### AIM OF THE EXERCISE
Examine the records and identify each line that includes the string "label". Copy those lines.

### RECORDS TO PROCESS
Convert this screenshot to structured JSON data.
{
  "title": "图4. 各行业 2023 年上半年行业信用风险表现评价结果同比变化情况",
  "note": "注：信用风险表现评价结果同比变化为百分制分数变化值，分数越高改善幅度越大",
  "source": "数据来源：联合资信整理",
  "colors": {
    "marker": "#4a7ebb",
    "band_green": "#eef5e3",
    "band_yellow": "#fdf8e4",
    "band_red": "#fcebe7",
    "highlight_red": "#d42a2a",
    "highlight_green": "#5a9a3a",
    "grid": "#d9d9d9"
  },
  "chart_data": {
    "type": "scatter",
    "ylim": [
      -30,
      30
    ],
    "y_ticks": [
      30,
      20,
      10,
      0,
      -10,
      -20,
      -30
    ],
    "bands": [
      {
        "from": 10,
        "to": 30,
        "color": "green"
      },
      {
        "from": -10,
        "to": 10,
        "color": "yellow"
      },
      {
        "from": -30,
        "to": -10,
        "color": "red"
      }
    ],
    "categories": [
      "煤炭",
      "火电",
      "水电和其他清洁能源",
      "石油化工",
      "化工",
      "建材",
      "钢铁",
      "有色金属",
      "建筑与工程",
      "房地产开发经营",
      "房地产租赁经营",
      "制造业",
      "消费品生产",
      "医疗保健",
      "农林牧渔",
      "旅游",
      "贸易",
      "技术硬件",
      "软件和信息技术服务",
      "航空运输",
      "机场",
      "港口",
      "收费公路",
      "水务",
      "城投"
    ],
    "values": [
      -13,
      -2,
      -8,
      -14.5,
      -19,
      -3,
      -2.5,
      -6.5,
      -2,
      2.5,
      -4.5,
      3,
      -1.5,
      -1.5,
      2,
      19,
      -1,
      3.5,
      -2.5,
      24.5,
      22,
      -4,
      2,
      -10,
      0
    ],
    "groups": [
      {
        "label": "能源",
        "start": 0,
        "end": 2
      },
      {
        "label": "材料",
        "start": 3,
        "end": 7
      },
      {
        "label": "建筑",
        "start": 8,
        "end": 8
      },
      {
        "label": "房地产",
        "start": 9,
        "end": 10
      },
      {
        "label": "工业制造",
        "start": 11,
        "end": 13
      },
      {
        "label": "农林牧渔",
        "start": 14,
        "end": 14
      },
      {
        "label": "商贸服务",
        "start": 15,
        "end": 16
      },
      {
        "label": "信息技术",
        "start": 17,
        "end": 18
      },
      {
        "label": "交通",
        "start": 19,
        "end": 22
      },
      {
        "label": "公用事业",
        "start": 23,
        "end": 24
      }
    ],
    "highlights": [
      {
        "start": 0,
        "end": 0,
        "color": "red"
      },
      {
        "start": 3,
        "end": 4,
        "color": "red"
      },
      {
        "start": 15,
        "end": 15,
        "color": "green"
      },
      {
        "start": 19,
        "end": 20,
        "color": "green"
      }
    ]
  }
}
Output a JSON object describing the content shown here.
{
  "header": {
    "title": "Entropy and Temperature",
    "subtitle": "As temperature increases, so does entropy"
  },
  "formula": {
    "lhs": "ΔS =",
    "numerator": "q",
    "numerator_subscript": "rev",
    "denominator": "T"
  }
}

### THE REPLY
        "label": "能源",
        "label": "材料",
        "label": "建筑",
        "label": "房地产",
        "label": "工业制造",
        "label": "农林牧渔",
        "label": "商贸服务",
        "label": "信息技术",
        "label": "交通",
        "label": "公用事业",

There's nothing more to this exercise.